(Excerpt from a dataset)
────

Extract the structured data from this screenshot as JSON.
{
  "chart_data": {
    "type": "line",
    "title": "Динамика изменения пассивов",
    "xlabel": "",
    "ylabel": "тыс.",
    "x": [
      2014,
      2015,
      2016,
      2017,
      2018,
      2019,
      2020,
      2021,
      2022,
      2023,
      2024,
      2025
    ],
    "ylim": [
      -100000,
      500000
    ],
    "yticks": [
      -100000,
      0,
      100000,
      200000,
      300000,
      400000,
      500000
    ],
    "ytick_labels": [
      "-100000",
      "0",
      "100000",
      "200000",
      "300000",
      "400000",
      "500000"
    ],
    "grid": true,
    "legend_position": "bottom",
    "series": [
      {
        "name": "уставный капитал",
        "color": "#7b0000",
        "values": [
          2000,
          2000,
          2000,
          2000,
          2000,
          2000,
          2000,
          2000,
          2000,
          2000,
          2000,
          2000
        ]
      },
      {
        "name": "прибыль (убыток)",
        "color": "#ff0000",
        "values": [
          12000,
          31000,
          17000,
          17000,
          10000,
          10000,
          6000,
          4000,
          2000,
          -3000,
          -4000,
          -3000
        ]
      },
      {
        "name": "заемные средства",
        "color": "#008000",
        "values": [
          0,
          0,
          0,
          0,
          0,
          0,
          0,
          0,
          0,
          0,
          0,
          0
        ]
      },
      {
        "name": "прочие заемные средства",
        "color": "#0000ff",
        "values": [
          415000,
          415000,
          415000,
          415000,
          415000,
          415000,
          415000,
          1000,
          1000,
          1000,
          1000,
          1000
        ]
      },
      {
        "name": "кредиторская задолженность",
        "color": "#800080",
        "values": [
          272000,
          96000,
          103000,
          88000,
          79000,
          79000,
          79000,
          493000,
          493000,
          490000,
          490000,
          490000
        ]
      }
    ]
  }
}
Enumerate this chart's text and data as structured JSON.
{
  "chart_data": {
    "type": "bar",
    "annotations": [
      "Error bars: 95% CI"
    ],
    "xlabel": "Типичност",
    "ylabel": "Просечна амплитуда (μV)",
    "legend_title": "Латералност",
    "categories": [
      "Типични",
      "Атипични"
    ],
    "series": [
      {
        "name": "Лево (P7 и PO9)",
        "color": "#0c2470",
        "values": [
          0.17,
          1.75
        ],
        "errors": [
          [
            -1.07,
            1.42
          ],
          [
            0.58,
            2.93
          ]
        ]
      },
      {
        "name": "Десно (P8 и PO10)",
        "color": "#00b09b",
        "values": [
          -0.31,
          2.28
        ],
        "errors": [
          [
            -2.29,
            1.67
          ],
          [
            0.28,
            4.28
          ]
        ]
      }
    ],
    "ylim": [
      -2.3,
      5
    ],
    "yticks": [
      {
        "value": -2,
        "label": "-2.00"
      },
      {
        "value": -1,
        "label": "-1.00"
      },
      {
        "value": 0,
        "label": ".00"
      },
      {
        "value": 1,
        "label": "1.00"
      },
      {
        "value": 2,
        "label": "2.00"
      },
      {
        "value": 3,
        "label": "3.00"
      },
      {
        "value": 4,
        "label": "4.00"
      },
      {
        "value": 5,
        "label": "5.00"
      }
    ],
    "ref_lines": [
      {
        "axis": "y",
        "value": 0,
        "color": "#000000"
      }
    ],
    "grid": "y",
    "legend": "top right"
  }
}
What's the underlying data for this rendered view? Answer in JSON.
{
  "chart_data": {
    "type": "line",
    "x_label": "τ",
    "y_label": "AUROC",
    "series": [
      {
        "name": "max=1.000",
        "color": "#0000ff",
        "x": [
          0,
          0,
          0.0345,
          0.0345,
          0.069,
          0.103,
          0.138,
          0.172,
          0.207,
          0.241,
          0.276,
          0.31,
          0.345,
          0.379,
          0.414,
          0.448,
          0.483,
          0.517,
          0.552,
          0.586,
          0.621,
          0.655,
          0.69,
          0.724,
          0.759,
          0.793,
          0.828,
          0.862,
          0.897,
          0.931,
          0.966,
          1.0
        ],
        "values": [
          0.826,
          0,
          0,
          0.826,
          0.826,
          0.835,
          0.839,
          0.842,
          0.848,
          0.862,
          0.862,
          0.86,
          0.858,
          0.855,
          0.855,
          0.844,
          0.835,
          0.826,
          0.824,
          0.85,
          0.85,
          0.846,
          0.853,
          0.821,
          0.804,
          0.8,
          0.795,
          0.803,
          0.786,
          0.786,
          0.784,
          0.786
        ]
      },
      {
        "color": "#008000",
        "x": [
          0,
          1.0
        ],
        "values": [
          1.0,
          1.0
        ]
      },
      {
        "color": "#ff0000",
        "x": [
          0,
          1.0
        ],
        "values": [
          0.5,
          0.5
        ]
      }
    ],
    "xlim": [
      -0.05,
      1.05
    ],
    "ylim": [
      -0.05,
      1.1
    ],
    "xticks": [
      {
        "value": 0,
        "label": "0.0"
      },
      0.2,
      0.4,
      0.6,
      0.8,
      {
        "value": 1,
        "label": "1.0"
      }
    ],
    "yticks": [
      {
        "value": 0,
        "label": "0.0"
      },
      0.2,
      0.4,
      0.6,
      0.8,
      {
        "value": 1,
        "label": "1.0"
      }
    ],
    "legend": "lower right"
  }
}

────

Copy all the records above precisely.

◆ Response to this task
Extract the structured data from this screenshot as JSON.
{
  "chart_data": {
    "type": "line",
    "title": "Динамика изменения пассивов",
    "xlabel": "",
    "ylabel": "тыс.",
    "x": [
      2014,
      2015,
      2016,
      2017,
      2018,
      2019,
      2020,
      2021,
      2022,
      2023,
      2024,
      2025
    ],
    "ylim": [
      -100000,
      500000
    ],
    "yticks": [
      -100000,
      0,
      100000,
      200000,
      300000,
      400000,
      500000
    ],
    "ytick_labels": [
      "-100000",
      "0",
      "100000",
      "200000",
      "300000",
      "400000",
      "500000"
    ],
    "grid": true,
    "legend_position": "bottom",
    "series": [
      {
        "name": "уставный капитал",
        "color": "#7b0000",
        "values": [
          2000,
          2000,
          2000,
          2000,
          2000,
          2000,
          2000,
          2000,
          2000,
          2000,
          2000,
          2000
        ]
      },
      {
        "name": "прибыль (убыток)",
        "color": "#ff0000",
        "values": [
          12000,
          31000,
          17000,
          17000,
          10000,
          10000,
          6000,
          4000,
          2000,
          -3000,
          -4000,
          -3000
        ]
      },
      {
        "name": "заемные средства",
        "color": "#008000",
        "values": [
          0,
          0,
          0,
          0,
          0,
          0,
          0,
          0,
          0,
          0,
          0,
          0
        ]
      },
      {
        "name": "прочие заемные средства",
        "color": "#0000ff",
        "values": [
          415000,
          415000,
          415000,
          415000,
          415000,
          415000,
          415000,
          1000,
          1000,
          1000,
          1000,
          1000
        ]
      },
      {
        "name": "кредиторская задолженность",
        "color": "#800080",
        "values": [
          272000,
          96000,
          103000,
          88000,
          79000,
          79000,
          79000,
          493000,
          493000,
          490000,
          490000,
          490000
        ]
      }
    ]
  }
}
Enumerate this chart's text and data as structured JSON.
{
  "chart_data": {
    "type": "bar",
    "annotations": [
      "Error bars: 95% CI"
    ],
    "xlabel": "Типичност",
    "ylabel": "Просечна амплитуда (μV)",
    "legend_title": "Латералност",
    "categories": [
      "Типични",
      "Атипични"
    ],
    "series": [
      {
        "name": "Лево (P7 и PO9)",
        "color": "#0c2470",
        "values": [
          0.17,
          1.75
        ],
        "errors": [
          [
            -1.07,
            1.42
          ],
          [
            0.58,
            2.93
          ]
        ]
      },
      {
        "name": "Десно (P8 и PO10)",
        "color": "#00b09b",
        "values": [
          -0.31,
          2.28
        ],
        "errors": [
          [
            -2.29,
            1.67
          ],
          [
            0.28,
            4.28
          ]
        ]
      }
    ],
    "ylim": [
      -2.3,
      5
    ],
    "yticks": [
      {
        "value": -2,
        "label": "-2.00"
      },
      {
        "value": -1,
        "label": "-1.00"
      },
      {
        "value": 0,
        "label": ".00"
      },
      {
        "value": 1,
        "label": "1.00"
      },
      {
        "value": 2,
        "label": "2.00"
      },
      {
        "value": 3,
        "label": "3.00"
      },
      {
        "value": 4,
        "label": "4.00"
      },
      {
        "value": 5,
        "label": "5.00"
      }
    ],
    "ref_lines": [
      {
        "axis": "y",
        "value": 0,
        "color": "#000000"
      }
    ],
    "grid": "y",
    "legend": "top right"
  }
}
What's the underlying data for this rendered view? Answer in JSON.
{
  "chart_data": {
    "type": "line",
    "x_label": "τ",
    "y_label": "AUROC",
    "series": [
      {
        "name": "max=1.000",
        "color": "#0000ff",
        "x": [
          0,
          0,
          0.0345,
          0.0345,
          0.069,
          0.103,
          0.138,
          0.172,
          0.207,
          0.241,
          0.276,
          0.31,
          0.345,
          0.379,
          0.414,
          0.448,
          0.483,
          0.517,
          0.552,
          0.586,
          0.621,
          0.655,
          0.69,
          0.724,
          0.759,
          0.793,
          0.828,
          0.862,
          0.897,
          0.931,
          0.966,
          1.0
        ],
        "values": [
          0.826,
          0,
          0,
          0.826,
          0.826,
          0.835,
          0.839,
          0.842,
          0.848,
          0.862,
          0.862,
          0.86,
          0.858,
          0.855,
          0.855,
          0.844,
          0.835,
          0.826,
          0.824,
          0.85,
          0.85,
          0.846,
          0.853,
          0.821,
          0.804,
          0.8,
          0.795,
          0.803,
          0.786,
          0.786,
          0.784,
          0.786
        ]
      },
      {
        "color": "#008000",
        "x": [
          0,
          1.0
        ],
        "values": [
          1.0,
          1.0
        ]
      },
      {
        "color": "#ff0000",
        "x": [
          0,
          1.0
        ],
        "values": [
          0.5,
          0.5
        ]
      }
    ],
    "xlim": [
      -0.05,
      1.05
    ],
    "ylim": [
      -0.05,
      1.1
    ],
    "xticks": [
      {
        "value": 0,
        "label": "0.0"
      },
      0.2,
      0.4,
      0.6,
      0.8,
      {
        "value": 1,
        "label": "1.0"
      }
    ],
    "yticks": [
      {
        "value": 0,
        "label": "0.0"
      },
      0.2,
      0.4,
      0.6,
      0.8,
      {
        "value": 1,
        "label": "1.0"
      }
    ],
    "legend": "lower right"
  }
}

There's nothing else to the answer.